◆ **Challenge**: Leave out any picture and return the remaining listing below exactly as given.

(Figure record listings)
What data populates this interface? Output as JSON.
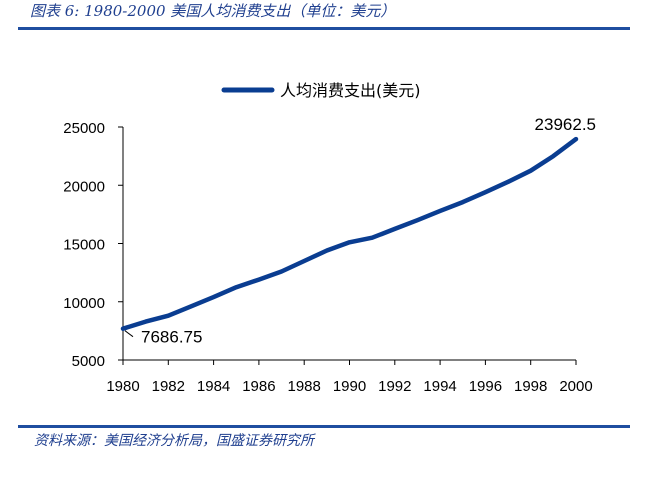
{
  "figure": {
    "title": "图表 6:  1980-2000 美国人均消费支出（单位：美元）",
    "source": "资料来源：美国经济分析局，国盛证券研究所"
  },
  "colors": {
    "line": "#0a3d91",
    "rule": "#1f4ea0",
    "text_accent": "#1f3f8f"
  },
  "chart_data": {
    "type": "line",
    "title": "",
    "xlabel": "",
    "ylabel": "",
    "x": [
      1980,
      1981,
      1982,
      1983,
      1984,
      1985,
      1986,
      1987,
      1988,
      1989,
      1990,
      1991,
      1992,
      1993,
      1994,
      1995,
      1996,
      1997,
      1998,
      1999,
      2000
    ],
    "series": [
      {
        "name": "人均消费支出(美元)",
        "values": [
          7686.75,
          8300,
          8800,
          9600,
          10400,
          11250,
          11900,
          12600,
          13500,
          14400,
          15100,
          15500,
          16250,
          17000,
          17800,
          18550,
          19400,
          20300,
          21250,
          22500,
          23962.5
        ]
      }
    ],
    "x_ticks": [
      "1980",
      "1982",
      "1984",
      "1986",
      "1988",
      "1990",
      "1992",
      "1994",
      "1996",
      "1998",
      "2000"
    ],
    "y_ticks": [
      "5000",
      "10000",
      "15000",
      "20000",
      "25000"
    ],
    "ylim": [
      5000,
      25000
    ],
    "xlim": [
      1980,
      2000
    ],
    "grid": false,
    "legend_position": "top-center",
    "annotations": [
      {
        "x": 1980,
        "y": 7686.75,
        "text": "7686.75"
      },
      {
        "x": 2000,
        "y": 23962.5,
        "text": "23962.5"
      }
    ]
  }
}
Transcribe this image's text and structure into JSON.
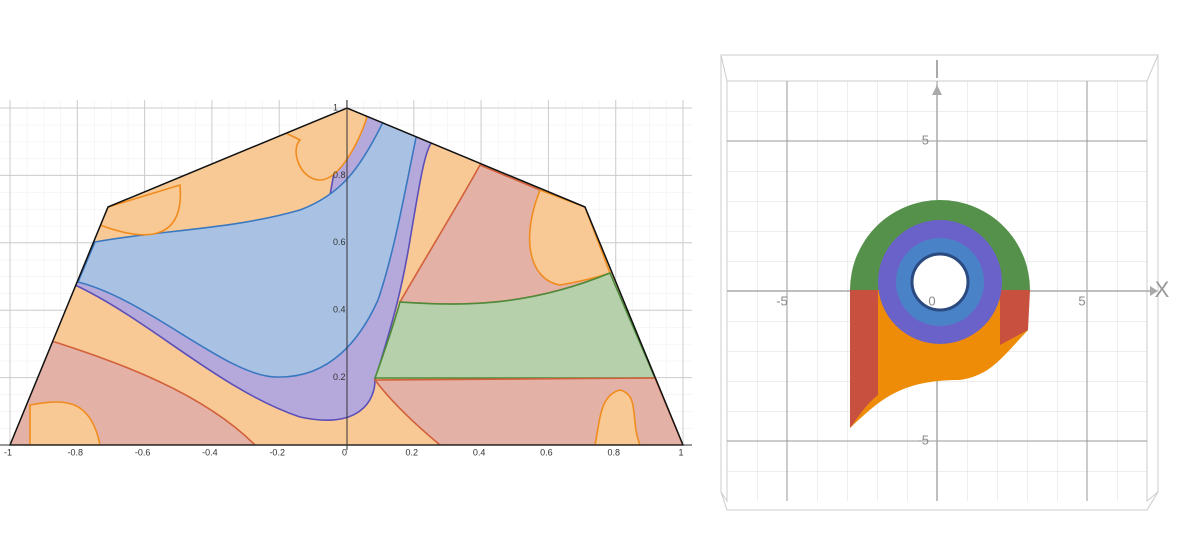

◆ **Response to this task**:
What data populates this interface? Output as JSON.
{
  "figure": {
    "title": "图表 6:  1980-2000 美国人均消费支出（单位：美元）",
    "source": "资料来源：美国经济分析局，国盛证券研究所"
  },
  "colors": {
    "line": "#0a3d91",
    "rule": "#1f4ea0",
    "text_accent": "#1f3f8f"
  },
  "chart_data": {
    "type": "line",
    "title": "",
    "xlabel": "",
    "ylabel": "",
    "x": [
      1980,
      1981,
      1982,
      1983,
      1984,
      1985,
      1986,
      1987,
      1988,
      1989,
      1990,
      1991,
      1992,
      1993,
      1994,
      1995,
      1996,
      1997,
      1998,
      1999,
      2000
    ],
    "series": [
      {
        "name": "人均消费支出(美元)",
        "values": [
          7686.75,
          8300,
          8800,
          9600,
          10400,
          11250,
          11900,
          12600,
          13500,
          14400,
          15100,
          15500,
          16250,
          17000,
          17800,
          18550,
          19400,
          20300,
          21250,
          22500,
          23962.5
        ]
      }
    ],
    "x_ticks": [
      "1980",
      "1982",
      "1984",
      "1986",
      "1988",
      "1990",
      "1992",
      "1994",
      "1996",
      "1998",
      "2000"
    ],
    "y_ticks": [
      "5000",
      "10000",
      "15000",
      "20000",
      "25000"
    ],
    "ylim": [
      5000,
      25000
    ],
    "xlim": [
      1980,
      2000
    ],
    "grid": false,
    "legend_position": "top-center",
    "annotations": [
      {
        "x": 1980,
        "y": 7686.75,
        "text": "7686.75"
      },
      {
        "x": 2000,
        "y": 23962.5,
        "text": "23962.5"
      }
    ]
  }
}
Transcribe this image's text and structure into JSON.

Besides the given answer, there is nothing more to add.